= Available records =
===============

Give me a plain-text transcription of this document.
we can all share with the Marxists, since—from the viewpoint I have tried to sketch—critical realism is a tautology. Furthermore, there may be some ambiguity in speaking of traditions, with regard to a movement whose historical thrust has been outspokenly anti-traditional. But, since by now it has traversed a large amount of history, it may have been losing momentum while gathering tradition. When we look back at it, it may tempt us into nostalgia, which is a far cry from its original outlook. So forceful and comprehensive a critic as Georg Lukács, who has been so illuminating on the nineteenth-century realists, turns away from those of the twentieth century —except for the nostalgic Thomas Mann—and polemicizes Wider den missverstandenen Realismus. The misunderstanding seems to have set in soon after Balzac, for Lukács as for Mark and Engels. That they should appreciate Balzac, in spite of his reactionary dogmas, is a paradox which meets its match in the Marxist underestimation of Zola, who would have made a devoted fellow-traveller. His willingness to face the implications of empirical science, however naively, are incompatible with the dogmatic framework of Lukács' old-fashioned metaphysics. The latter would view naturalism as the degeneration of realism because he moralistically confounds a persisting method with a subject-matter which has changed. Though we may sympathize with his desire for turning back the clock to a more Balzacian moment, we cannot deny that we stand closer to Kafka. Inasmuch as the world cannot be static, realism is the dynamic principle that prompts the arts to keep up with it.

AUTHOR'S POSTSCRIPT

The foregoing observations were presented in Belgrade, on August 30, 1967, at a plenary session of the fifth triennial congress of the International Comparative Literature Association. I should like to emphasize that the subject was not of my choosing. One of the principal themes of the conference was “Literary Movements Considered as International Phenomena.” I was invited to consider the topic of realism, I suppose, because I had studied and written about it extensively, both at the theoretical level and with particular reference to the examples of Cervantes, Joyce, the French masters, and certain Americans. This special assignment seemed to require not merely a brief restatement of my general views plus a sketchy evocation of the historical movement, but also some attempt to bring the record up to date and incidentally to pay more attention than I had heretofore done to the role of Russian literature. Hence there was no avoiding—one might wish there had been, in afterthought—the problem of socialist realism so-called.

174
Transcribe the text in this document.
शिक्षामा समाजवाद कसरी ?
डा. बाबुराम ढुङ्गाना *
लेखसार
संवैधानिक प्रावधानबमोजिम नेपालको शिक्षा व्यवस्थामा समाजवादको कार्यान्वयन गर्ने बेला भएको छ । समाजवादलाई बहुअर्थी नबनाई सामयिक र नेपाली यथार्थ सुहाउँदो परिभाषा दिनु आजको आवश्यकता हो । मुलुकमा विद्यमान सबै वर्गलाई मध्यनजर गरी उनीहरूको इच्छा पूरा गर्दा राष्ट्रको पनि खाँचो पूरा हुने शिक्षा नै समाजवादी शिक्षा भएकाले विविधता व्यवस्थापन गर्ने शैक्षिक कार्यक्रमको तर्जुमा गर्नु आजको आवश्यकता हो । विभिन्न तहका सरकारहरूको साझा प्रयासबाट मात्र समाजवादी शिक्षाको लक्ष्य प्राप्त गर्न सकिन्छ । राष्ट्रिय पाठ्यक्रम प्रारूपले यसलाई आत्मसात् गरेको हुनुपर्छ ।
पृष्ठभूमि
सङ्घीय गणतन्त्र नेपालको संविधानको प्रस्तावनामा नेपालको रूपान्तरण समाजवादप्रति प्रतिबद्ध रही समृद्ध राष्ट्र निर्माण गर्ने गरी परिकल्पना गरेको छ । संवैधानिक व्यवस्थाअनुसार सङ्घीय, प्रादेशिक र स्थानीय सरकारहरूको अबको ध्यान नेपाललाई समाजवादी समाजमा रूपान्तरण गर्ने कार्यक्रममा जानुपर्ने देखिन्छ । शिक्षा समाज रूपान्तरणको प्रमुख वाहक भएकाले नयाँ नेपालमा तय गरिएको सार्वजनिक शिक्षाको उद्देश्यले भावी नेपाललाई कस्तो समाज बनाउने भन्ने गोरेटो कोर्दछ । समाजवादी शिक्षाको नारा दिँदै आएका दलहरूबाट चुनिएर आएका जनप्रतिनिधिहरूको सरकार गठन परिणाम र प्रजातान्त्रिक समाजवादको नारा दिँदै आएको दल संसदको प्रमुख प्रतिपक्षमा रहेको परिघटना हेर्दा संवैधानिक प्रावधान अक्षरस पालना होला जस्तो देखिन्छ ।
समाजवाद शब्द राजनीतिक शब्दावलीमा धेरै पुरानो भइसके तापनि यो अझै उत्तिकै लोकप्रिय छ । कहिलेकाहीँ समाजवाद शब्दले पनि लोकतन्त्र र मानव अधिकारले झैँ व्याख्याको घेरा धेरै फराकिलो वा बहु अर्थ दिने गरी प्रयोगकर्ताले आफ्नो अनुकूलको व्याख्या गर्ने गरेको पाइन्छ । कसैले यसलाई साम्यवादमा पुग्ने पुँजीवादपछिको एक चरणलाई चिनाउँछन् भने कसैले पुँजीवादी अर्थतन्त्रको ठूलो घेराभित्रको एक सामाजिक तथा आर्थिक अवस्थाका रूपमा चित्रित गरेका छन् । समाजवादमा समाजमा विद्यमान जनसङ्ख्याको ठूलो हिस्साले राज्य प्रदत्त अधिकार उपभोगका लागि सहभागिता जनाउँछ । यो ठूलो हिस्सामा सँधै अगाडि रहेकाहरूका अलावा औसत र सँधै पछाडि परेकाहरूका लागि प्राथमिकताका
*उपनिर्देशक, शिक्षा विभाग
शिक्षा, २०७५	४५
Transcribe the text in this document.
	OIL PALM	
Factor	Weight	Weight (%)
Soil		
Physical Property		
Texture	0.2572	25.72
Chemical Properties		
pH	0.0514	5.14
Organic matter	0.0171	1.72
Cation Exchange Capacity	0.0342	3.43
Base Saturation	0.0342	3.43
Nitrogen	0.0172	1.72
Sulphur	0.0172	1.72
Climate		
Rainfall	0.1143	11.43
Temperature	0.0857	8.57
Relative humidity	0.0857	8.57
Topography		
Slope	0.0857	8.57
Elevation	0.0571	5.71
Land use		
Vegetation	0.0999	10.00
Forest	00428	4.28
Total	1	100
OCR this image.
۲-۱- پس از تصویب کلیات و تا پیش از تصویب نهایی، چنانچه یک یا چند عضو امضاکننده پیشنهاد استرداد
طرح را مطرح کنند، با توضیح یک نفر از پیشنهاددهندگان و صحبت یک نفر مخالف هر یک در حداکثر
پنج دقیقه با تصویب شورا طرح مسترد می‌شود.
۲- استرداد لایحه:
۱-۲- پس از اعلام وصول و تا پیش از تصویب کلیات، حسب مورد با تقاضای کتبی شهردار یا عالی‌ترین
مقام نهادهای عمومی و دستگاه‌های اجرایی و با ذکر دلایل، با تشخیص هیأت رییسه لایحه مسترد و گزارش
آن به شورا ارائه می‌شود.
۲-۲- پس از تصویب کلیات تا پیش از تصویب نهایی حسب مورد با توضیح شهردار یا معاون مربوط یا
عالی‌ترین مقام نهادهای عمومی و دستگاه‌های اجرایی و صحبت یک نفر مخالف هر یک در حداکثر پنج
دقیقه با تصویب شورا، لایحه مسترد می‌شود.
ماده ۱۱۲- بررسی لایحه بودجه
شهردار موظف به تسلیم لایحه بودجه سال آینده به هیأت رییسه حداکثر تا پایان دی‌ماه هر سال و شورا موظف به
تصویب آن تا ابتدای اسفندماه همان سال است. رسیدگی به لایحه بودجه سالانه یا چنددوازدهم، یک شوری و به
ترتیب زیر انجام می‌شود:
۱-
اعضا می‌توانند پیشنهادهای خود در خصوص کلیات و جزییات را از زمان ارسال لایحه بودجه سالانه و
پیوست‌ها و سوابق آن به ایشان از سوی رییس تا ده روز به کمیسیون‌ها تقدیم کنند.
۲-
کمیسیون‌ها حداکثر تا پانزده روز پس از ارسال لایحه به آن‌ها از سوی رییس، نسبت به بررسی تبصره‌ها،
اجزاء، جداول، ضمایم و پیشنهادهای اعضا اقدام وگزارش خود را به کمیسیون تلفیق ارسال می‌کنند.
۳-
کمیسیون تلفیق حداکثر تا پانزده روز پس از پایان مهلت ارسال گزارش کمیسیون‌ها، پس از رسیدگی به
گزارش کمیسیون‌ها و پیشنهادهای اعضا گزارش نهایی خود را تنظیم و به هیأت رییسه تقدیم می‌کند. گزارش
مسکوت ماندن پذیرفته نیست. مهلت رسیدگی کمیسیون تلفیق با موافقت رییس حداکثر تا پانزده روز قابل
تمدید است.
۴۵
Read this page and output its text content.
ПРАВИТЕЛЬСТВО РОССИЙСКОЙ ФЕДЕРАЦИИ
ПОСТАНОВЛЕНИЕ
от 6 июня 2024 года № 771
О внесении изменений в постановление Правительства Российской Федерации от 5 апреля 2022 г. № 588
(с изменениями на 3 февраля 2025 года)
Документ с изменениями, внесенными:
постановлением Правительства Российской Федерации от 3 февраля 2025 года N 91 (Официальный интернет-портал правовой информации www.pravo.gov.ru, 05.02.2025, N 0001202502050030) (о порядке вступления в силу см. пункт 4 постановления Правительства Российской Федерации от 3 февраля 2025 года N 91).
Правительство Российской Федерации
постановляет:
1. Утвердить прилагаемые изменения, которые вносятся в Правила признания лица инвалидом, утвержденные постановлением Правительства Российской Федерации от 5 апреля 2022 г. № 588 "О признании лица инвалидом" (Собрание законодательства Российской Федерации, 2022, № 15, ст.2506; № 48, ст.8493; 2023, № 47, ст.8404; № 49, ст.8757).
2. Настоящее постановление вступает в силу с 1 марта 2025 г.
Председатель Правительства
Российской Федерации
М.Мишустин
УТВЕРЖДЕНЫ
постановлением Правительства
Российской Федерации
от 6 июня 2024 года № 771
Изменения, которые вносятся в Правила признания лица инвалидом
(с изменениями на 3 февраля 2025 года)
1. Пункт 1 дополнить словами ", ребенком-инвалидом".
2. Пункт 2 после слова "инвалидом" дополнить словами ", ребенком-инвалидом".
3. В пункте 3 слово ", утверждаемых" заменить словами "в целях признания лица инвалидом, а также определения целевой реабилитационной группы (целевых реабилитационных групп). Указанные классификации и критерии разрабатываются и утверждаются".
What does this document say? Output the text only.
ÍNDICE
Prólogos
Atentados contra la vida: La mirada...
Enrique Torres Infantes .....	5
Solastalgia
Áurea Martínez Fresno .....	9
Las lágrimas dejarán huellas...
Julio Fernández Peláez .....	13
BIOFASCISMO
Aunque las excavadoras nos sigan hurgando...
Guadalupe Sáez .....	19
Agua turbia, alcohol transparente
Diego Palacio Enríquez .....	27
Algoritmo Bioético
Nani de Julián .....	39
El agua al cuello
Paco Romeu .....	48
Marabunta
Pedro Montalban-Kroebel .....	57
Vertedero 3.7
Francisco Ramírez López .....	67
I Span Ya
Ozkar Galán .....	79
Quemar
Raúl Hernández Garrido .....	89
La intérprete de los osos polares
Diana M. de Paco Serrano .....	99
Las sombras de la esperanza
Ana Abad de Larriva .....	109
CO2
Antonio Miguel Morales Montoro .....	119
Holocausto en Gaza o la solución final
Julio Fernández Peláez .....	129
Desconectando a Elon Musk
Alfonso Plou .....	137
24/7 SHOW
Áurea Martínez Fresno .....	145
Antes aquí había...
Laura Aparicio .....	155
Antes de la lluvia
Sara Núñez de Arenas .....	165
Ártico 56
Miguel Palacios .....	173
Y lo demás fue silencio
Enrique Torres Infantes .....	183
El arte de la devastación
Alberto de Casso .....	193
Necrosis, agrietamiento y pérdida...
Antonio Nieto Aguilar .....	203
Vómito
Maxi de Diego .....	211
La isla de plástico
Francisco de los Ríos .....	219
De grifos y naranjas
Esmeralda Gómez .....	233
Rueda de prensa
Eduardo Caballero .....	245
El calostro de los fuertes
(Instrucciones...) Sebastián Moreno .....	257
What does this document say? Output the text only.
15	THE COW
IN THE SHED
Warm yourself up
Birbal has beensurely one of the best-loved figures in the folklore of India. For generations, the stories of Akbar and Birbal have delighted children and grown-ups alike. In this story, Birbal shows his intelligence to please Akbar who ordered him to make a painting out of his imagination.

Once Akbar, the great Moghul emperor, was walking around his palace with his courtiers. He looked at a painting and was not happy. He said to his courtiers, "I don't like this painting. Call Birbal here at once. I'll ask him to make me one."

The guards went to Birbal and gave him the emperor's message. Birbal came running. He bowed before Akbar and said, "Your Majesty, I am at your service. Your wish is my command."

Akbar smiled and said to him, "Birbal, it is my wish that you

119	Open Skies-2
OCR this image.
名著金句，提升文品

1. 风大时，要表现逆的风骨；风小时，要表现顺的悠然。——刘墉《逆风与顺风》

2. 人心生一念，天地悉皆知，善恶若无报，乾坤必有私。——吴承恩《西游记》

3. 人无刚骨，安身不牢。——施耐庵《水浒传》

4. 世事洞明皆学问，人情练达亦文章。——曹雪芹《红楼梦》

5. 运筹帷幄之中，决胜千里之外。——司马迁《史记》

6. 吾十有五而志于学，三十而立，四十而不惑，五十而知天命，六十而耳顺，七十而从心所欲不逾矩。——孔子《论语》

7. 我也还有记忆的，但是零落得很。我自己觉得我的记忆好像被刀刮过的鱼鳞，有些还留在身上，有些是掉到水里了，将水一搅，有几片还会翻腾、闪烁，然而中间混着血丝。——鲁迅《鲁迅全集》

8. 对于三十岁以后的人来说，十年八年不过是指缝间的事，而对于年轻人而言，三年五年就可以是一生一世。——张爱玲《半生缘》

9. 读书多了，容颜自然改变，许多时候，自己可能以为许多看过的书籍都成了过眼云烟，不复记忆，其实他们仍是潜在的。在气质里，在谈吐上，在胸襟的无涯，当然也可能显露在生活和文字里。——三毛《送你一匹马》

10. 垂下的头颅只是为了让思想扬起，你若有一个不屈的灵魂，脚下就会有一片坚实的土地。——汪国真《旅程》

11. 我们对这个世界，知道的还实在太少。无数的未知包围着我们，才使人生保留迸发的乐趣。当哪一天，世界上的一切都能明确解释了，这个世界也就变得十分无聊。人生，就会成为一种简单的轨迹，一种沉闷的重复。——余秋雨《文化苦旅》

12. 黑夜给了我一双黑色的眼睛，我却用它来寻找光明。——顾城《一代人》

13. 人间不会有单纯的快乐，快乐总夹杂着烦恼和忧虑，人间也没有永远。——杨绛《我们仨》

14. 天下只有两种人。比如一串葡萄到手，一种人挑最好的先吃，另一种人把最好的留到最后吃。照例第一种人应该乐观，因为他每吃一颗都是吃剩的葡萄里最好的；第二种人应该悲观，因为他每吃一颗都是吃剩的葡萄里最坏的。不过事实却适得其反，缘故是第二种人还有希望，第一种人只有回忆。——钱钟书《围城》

===============

= Exercise description =
Pick out the lines that have the word "دقیقه". Copy them all.

= Reply to the exercise =
پنج دقیقه با تصویب شورا طرح مسترد می‌شود.
دقیقه با تصویب شورا، لایحه مسترد می‌شود.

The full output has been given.